*Brief*.
Please write the listing below out again exactly, leaving every picture behind.

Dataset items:
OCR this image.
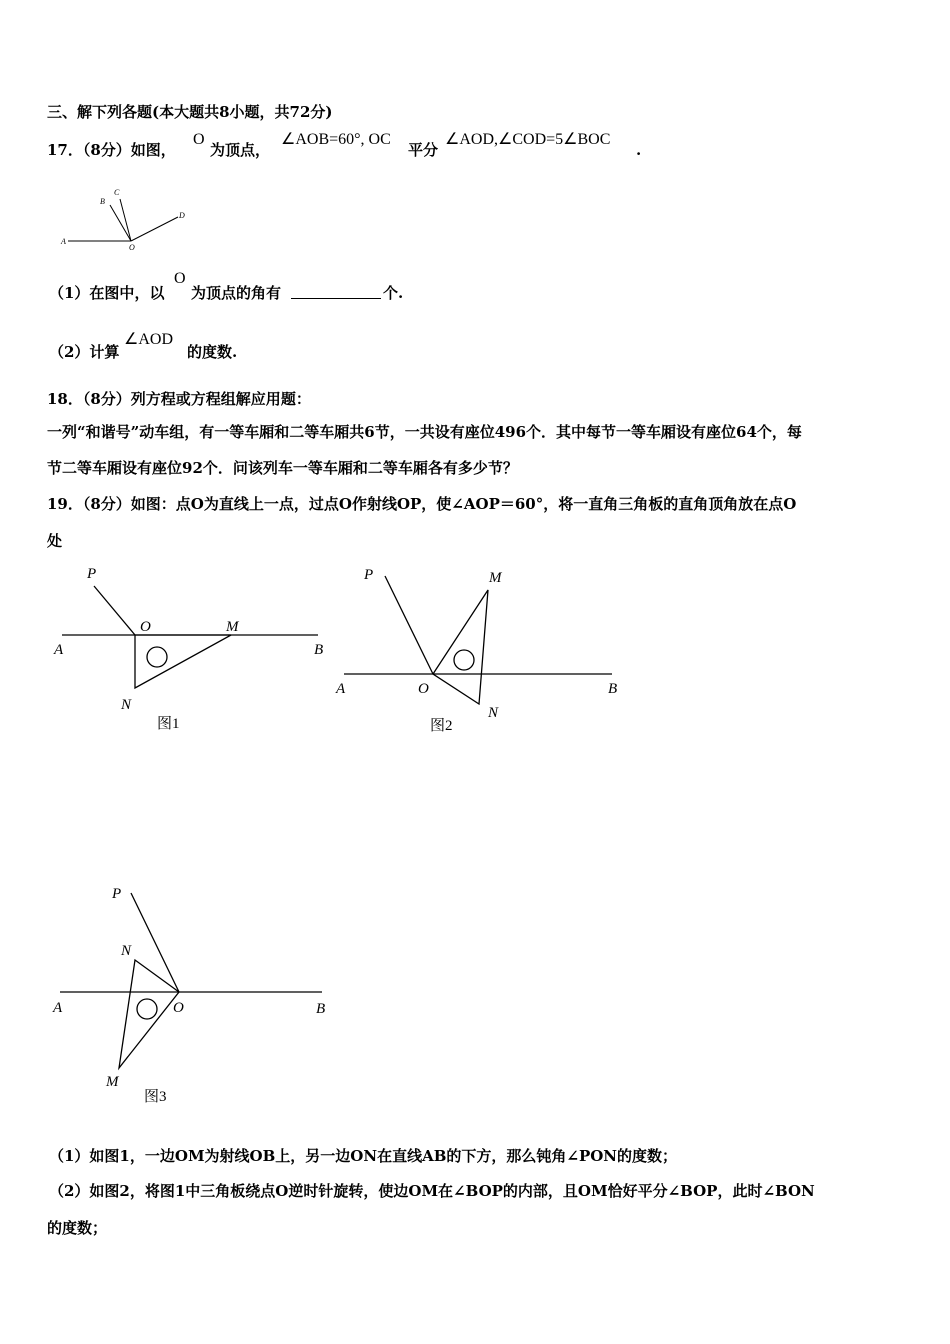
三、解下列各题(本大题共8小题，共72分)
17．（8分）如图，
O
为顶点，
∠AOB=60°, OC
平分
∠AOD,∠COD=5∠BOC
.
A
B
C
D
O
P
O	M
A	B
N
图1
P	M
A	O	B
N
图2
P
N
A	O	B
M
图3
（1）在图中，以
O
为顶点的角有	个.
（2）计算
∠AOD
的度数.
18．（8分）列方程或方程组解应用题：
一列“和谐号”动车组，有一等车厢和二等车厢共6节，一共设有座位496个．其中每节一等车厢设有座位64个，每
节二等车厢设有座位92个．问该列车一等车厢和二等车厢各有多少节？
19．（8分）如图：点O为直线上一点，过点O作射线OP，使∠AOP＝60°，将一直角三角板的直角顶角放在点O
处
（1）如图1，一边OM为射线OB上，另一边ON在直线AB的下方，那么钝角∠PON的度数；
（2）如图2，将图1中三角板绕点O逆时针旋转，使边OM在∠BOP的内部，且OM恰好平分∠BOP，此时∠BON
的度数；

*Correct response*.
OCR this image.
三、解下列各题(本大题共8小题，共72分)
17．（8分）如图，
O
为顶点，
∠AOB=60°, OC
平分
∠AOD,∠COD=5∠BOC
.
A
B
C
D
O
P
O	M
A	B
N
图1
P	M
A	O	B
N
图2
P
N
A	O	B
M
图3
（1）在图中，以
O
为顶点的角有	个.
（2）计算
∠AOD
的度数.
18．（8分）列方程或方程组解应用题：
一列“和谐号”动车组，有一等车厢和二等车厢共6节，一共设有座位496个．其中每节一等车厢设有座位64个，每
节二等车厢设有座位92个．问该列车一等车厢和二等车厢各有多少节？
19．（8分）如图：点O为直线上一点，过点O作射线OP，使∠AOP＝60°，将一直角三角板的直角顶角放在点O
处
（1）如图1，一边OM为射线OB上，另一边ON在直线AB的下方，那么钝角∠PON的度数；
（2）如图2，将图1中三角板绕点O逆时针旋转，使边OM在∠BOP的内部，且OM恰好平分∠BOP，此时∠BON
的度数；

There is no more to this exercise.